→ **DIRECTIONS FOR THIS TASK**:
Identify the lines that contain the string "Trinity" and report only how many there are.

→ **Dataset entries**:
----
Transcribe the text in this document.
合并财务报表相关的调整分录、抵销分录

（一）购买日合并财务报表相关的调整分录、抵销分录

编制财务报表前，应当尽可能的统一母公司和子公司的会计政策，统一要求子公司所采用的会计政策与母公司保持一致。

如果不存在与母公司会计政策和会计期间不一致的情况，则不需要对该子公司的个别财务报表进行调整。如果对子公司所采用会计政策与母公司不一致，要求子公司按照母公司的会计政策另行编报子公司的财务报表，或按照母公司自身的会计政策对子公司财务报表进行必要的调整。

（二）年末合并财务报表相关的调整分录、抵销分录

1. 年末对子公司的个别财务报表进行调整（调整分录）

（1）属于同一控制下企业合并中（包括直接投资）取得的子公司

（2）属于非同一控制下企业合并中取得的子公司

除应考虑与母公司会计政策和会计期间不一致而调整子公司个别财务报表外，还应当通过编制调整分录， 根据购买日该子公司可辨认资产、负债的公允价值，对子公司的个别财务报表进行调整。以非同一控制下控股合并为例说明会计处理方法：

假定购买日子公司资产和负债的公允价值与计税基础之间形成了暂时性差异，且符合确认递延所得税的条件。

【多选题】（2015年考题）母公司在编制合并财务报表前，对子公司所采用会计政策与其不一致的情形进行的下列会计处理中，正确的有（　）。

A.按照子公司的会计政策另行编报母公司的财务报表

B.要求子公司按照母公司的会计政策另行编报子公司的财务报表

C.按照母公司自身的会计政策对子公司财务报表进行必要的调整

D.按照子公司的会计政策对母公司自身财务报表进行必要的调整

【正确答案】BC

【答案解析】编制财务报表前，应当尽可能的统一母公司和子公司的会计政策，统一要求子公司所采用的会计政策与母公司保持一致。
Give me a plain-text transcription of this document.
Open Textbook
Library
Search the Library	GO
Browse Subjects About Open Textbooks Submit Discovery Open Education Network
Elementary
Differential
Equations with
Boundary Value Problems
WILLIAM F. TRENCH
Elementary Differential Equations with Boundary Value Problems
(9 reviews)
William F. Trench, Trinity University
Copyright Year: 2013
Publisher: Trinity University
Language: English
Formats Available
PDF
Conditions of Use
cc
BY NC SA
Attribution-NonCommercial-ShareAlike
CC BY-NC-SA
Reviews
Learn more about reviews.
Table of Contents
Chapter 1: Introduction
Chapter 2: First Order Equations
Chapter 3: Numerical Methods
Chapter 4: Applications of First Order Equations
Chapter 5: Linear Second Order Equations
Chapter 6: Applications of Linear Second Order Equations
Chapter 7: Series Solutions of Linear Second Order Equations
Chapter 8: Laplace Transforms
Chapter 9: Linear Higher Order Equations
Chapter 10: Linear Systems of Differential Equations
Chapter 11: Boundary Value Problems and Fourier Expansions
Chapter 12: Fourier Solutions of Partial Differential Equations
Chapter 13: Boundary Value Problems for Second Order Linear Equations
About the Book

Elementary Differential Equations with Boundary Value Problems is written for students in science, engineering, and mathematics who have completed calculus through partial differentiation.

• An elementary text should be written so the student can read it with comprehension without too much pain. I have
----
→ **WRITTEN RESPONSE**:
2